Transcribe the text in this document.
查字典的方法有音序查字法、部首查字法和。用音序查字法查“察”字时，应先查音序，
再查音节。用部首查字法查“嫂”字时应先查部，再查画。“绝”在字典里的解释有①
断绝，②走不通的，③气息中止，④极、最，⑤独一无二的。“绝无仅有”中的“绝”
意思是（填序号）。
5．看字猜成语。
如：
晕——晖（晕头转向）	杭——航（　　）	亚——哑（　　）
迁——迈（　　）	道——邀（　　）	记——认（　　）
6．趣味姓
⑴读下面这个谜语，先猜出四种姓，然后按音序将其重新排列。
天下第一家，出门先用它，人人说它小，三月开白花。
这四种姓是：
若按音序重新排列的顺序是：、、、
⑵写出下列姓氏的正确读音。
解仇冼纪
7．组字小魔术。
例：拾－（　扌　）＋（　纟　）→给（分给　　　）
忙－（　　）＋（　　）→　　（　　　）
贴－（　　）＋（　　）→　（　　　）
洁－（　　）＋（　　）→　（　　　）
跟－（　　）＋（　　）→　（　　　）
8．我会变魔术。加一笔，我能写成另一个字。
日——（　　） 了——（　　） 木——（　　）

**********

• Problem to work on
Copy all data exactly, start to finish.

• Solution to the exercise
Transcribe the text in this document.
查字典的方法有音序查字法、部首查字法和。用音序查字法查“察”字时，应先查音序，
再查音节。用部首查字法查“嫂”字时应先查部，再查画。“绝”在字典里的解释有①
断绝，②走不通的，③气息中止，④极、最，⑤独一无二的。“绝无仅有”中的“绝”
意思是（填序号）。
5．看字猜成语。
如：
晕——晖（晕头转向）	杭——航（　　）	亚——哑（　　）
迁——迈（　　）	道——邀（　　）	记——认（　　）
6．趣味姓
⑴读下面这个谜语，先猜出四种姓，然后按音序将其重新排列。
天下第一家，出门先用它，人人说它小，三月开白花。
这四种姓是：
若按音序重新排列的顺序是：、、、
⑵写出下列姓氏的正确读音。
解仇冼纪
7．组字小魔术。
例：拾－（　扌　）＋（　纟　）→给（分给　　　）
忙－（　　）＋（　　）→　　（　　　）
贴－（　　）＋（　　）→　（　　　）
洁－（　　）＋（　　）→　（　　　）
跟－（　　）＋（　　）→　（　　　）
8．我会变魔术。加一笔，我能写成另一个字。
日——（　　） 了——（　　） 木——（　　）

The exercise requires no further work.